─── WORKING DATA ───
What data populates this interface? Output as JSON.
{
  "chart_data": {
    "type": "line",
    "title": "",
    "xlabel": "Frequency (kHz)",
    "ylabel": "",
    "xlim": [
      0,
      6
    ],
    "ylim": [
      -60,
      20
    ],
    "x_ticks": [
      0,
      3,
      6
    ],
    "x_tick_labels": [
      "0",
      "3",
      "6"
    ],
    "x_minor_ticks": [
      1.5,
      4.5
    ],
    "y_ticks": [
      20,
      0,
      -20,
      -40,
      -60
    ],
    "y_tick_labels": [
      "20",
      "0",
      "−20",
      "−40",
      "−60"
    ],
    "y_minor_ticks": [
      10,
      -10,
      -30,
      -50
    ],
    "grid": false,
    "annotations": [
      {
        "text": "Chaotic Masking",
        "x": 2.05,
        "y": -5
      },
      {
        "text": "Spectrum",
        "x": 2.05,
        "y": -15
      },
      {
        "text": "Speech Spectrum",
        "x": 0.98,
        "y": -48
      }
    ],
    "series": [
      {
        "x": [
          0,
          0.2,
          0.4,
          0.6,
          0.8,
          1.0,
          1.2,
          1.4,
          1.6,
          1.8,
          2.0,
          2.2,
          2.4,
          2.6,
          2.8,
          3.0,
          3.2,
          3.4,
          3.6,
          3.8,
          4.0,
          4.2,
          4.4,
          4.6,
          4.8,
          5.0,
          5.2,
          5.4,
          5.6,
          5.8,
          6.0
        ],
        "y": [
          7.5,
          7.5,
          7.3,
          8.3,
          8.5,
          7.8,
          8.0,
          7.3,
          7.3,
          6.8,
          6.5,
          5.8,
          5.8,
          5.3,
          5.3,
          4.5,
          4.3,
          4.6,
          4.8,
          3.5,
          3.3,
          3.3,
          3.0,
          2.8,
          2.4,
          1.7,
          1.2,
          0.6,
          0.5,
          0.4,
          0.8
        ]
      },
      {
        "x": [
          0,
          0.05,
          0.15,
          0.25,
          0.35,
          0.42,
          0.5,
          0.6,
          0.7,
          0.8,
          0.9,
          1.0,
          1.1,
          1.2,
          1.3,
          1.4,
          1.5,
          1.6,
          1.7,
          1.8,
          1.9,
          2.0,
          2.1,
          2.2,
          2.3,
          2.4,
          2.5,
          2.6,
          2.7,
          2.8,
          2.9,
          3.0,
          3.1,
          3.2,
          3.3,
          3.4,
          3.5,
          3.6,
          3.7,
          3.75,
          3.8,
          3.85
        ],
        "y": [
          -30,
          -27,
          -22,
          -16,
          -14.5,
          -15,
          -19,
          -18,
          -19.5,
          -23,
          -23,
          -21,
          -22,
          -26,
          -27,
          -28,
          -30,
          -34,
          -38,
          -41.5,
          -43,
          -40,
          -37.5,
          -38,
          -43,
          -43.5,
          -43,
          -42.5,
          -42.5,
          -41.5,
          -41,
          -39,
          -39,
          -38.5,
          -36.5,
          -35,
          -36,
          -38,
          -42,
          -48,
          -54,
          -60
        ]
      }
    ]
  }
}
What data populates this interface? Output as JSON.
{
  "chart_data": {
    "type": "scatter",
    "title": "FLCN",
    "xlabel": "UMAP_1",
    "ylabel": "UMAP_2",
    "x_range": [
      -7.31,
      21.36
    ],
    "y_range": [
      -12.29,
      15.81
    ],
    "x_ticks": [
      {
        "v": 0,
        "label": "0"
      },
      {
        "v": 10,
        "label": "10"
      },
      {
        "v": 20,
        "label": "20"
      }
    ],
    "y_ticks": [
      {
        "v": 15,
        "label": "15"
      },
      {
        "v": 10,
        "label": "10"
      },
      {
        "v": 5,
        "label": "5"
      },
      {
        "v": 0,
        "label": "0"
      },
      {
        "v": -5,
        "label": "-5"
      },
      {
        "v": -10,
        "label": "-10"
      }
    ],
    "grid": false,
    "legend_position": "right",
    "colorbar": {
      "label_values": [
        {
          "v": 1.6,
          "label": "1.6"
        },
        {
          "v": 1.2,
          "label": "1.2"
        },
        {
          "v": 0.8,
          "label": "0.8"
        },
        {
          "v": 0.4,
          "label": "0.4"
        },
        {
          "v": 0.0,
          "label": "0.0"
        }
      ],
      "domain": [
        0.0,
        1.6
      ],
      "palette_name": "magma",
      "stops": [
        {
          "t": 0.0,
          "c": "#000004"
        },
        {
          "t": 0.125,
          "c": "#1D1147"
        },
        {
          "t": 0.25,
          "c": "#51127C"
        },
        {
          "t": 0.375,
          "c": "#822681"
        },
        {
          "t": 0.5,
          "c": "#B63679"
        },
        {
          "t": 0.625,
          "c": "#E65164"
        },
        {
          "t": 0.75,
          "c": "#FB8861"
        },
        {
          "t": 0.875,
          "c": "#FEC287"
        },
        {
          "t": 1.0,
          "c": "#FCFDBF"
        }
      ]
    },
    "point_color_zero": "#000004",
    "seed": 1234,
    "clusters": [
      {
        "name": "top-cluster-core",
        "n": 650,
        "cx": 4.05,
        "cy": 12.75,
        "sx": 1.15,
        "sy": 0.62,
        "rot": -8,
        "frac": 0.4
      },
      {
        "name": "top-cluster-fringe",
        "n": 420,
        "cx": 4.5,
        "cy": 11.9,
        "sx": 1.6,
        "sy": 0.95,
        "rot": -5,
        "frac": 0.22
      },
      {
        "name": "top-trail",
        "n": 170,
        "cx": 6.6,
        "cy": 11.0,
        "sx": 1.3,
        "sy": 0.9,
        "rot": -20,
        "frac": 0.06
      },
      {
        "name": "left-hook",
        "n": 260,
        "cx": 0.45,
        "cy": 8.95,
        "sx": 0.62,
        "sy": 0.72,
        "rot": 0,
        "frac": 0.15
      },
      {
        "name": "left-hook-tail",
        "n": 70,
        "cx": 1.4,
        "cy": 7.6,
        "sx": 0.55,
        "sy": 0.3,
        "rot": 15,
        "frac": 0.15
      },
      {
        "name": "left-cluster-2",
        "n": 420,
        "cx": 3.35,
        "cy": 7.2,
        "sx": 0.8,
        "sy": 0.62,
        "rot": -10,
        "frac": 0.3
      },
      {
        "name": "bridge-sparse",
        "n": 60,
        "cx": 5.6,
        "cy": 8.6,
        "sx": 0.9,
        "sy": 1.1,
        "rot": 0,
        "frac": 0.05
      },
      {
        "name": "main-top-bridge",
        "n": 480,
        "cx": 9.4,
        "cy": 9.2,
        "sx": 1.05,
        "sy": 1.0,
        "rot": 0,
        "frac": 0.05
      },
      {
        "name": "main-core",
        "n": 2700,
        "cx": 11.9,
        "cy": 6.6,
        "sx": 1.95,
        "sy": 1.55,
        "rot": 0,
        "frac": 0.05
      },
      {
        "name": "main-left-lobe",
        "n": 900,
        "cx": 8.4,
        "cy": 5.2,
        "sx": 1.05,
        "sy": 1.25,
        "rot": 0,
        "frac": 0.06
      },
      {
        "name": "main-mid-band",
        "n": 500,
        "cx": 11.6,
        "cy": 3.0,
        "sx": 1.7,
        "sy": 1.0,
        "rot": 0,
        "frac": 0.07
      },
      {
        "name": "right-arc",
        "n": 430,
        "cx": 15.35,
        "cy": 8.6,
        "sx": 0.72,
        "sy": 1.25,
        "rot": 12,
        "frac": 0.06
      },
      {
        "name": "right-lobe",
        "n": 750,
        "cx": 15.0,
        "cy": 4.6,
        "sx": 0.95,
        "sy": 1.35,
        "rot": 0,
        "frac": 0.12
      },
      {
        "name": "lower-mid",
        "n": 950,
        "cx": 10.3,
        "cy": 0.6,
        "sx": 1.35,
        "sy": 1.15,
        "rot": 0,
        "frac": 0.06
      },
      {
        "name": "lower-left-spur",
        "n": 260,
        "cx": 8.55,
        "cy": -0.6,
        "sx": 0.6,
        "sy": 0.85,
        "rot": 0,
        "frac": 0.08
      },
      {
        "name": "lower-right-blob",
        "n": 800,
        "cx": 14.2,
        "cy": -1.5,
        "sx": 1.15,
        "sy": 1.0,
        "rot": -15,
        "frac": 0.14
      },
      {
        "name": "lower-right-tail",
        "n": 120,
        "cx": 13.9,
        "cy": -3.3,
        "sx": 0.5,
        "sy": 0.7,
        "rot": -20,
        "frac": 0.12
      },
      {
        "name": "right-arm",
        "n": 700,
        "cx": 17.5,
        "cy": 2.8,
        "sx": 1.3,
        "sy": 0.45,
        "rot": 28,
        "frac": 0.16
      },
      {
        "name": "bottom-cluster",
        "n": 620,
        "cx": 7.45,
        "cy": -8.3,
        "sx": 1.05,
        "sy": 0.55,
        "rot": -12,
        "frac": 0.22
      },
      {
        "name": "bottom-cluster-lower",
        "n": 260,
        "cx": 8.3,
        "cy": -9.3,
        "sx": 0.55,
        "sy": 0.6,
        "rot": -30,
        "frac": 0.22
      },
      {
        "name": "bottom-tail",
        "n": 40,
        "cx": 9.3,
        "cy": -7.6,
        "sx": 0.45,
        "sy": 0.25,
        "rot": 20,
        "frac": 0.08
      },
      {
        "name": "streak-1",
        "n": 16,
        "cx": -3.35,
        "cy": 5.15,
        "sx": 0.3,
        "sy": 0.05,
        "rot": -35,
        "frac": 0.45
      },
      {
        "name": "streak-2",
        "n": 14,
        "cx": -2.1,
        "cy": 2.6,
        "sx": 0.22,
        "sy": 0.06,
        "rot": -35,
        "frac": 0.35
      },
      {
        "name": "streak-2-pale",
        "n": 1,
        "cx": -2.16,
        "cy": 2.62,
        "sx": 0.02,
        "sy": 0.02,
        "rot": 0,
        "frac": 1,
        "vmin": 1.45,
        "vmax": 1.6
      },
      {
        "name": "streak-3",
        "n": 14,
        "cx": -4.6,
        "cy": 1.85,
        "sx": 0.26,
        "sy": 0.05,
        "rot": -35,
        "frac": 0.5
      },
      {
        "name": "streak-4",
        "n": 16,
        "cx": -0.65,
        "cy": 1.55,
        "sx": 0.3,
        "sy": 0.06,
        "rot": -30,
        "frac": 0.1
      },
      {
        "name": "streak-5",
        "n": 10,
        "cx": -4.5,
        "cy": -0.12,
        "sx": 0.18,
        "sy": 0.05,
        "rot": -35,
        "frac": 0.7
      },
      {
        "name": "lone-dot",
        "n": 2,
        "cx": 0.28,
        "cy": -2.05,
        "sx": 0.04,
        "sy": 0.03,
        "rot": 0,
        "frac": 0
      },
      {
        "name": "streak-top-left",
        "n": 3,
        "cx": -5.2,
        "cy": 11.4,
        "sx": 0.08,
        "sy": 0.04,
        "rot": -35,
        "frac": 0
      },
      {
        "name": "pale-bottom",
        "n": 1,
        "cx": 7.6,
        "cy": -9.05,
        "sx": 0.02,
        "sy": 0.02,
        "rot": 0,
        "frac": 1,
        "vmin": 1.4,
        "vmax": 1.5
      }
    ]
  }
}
───
Show every line in the entries where the string "core" occurs.

        "name": "top-cluster-core",
        "name": "main-core",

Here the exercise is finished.